*** PROVIDED MATERIAL ***
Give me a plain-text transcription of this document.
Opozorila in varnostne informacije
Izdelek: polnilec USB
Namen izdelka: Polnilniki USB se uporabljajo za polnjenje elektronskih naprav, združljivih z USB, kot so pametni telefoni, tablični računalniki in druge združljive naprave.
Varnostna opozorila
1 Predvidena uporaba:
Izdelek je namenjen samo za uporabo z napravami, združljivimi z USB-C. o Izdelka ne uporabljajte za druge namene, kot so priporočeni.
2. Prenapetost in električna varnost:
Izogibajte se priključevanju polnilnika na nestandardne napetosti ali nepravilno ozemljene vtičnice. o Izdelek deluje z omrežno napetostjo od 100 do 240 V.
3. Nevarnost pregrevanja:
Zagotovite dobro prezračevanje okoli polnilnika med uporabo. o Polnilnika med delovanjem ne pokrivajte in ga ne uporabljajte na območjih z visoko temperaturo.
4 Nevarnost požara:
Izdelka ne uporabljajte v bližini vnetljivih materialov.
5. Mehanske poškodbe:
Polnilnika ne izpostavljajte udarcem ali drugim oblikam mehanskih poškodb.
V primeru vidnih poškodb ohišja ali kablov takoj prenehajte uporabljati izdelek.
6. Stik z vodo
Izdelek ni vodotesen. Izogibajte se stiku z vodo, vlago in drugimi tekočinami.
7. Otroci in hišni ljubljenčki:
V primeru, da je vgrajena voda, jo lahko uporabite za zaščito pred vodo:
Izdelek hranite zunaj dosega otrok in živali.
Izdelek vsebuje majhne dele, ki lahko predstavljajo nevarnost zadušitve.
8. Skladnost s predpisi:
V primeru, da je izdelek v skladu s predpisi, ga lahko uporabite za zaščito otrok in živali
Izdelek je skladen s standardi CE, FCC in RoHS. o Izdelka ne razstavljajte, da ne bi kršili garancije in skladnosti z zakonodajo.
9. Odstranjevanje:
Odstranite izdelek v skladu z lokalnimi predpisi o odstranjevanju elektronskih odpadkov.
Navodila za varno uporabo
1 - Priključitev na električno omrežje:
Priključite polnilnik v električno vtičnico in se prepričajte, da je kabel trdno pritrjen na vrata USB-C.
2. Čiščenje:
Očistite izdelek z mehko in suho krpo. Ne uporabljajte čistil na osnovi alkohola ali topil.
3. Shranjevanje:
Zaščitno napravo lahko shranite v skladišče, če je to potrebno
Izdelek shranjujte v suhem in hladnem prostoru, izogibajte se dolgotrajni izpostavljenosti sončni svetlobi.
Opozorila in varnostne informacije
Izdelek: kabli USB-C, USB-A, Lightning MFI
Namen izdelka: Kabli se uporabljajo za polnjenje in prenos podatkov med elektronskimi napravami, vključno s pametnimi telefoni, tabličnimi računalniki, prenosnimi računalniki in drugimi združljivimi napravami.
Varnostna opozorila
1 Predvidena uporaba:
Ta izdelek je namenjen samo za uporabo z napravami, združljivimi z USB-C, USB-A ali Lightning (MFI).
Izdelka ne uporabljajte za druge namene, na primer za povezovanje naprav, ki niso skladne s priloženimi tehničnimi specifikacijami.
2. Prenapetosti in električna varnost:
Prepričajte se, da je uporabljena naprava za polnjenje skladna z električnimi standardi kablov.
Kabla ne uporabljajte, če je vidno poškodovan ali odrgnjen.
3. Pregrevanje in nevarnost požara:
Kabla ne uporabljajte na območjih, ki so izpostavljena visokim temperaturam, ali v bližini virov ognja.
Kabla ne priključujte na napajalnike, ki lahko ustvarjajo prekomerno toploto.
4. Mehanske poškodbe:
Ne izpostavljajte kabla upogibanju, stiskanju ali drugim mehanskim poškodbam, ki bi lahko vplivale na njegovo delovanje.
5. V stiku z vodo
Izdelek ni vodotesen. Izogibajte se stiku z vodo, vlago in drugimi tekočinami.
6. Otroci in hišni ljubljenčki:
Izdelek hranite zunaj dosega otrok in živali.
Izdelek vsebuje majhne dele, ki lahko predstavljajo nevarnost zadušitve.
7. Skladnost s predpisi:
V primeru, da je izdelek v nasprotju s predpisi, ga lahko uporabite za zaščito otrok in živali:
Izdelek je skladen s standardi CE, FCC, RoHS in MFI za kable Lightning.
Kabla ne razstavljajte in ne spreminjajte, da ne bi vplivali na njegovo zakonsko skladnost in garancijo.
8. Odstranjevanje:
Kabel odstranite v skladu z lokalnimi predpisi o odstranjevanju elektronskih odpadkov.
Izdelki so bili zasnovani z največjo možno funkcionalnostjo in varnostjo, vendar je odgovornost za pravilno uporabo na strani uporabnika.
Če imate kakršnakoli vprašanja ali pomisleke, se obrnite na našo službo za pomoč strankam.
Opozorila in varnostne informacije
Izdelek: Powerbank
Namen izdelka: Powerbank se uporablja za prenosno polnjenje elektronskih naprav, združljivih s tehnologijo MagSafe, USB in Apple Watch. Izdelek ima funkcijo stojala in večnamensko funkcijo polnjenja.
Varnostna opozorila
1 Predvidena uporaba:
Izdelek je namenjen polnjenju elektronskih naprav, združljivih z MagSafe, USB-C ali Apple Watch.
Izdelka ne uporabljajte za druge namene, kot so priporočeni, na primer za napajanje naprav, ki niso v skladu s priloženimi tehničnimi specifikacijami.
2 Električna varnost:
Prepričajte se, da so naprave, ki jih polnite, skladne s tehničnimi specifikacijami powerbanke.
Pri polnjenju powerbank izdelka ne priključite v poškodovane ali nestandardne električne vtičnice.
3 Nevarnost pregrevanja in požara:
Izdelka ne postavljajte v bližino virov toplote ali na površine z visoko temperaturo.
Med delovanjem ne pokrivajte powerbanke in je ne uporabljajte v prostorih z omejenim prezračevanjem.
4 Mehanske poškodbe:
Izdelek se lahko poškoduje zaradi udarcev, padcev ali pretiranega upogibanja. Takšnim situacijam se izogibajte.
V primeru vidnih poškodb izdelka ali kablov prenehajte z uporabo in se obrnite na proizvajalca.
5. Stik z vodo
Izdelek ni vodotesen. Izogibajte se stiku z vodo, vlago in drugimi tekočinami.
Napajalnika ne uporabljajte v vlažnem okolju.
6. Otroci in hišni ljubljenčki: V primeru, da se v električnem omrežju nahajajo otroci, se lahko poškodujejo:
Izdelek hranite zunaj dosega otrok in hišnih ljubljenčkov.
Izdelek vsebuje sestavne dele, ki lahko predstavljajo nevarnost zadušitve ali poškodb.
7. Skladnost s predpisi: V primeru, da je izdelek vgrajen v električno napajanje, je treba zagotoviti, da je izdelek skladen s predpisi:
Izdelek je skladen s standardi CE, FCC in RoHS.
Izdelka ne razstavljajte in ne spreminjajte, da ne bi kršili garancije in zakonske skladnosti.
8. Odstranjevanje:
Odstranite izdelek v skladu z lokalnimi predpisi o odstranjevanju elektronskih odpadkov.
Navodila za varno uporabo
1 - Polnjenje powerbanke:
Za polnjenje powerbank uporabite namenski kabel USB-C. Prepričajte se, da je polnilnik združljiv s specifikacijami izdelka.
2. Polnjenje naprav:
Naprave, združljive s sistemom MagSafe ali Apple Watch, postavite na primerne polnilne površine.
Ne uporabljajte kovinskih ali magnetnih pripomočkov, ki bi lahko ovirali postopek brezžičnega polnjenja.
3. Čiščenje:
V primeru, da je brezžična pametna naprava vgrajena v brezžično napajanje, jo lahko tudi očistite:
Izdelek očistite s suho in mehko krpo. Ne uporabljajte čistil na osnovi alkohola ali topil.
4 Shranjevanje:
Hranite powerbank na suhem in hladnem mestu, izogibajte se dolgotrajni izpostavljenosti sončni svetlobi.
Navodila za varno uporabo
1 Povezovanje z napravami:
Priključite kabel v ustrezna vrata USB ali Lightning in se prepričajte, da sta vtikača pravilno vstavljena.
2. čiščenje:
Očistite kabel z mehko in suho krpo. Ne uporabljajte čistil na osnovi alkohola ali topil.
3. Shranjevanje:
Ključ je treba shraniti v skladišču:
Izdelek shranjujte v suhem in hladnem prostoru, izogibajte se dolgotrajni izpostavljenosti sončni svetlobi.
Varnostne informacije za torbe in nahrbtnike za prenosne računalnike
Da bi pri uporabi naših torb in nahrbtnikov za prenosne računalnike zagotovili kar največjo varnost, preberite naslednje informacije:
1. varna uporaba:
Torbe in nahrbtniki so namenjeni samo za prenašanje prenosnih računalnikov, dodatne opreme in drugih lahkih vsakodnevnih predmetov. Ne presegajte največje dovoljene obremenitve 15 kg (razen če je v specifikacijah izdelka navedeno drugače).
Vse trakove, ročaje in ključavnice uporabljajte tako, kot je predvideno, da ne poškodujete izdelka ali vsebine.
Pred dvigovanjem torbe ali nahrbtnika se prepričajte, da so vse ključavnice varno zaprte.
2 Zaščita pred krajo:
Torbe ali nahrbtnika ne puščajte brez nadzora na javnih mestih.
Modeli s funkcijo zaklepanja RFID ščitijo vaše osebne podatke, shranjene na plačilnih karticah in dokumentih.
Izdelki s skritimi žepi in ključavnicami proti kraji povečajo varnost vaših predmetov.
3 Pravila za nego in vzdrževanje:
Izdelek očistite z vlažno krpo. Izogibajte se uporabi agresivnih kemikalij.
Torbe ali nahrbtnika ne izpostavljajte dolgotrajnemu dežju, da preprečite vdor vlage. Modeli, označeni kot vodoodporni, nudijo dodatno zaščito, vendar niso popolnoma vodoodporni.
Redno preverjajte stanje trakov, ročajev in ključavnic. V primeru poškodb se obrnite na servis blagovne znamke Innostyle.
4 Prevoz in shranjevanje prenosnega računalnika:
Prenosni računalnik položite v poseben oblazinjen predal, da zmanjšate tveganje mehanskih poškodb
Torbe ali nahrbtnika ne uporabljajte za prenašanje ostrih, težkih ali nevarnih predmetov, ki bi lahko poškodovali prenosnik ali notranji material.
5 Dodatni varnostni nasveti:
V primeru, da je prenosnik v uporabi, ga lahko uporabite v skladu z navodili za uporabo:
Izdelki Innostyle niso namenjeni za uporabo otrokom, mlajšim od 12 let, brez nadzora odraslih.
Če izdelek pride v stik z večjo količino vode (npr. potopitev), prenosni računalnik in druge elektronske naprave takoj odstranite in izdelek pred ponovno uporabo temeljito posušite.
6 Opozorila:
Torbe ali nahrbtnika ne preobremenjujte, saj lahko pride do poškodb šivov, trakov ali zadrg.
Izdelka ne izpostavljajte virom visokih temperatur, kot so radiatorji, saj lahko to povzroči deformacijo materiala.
*** End of PROVIDED MATERIAL ***
| TASK GOAL |
Every line with the word "vendar" in it should be copied from the listing above.

| SOLUTION BELOW |
Izdelki so bili zasnovani z največjo možno funkcionalnostjo in varnostjo, vendar je odgovornost za pravilno uporabo na strani uporabnika.
Torbe ali nahrbtnika ne izpostavljajte dolgotrajnemu dežju, da preprečite vdor vlage. Modeli, označeni kot vodoodporni, nudijo dodatno zaščito, vendar niso popolnoma vodoodporni.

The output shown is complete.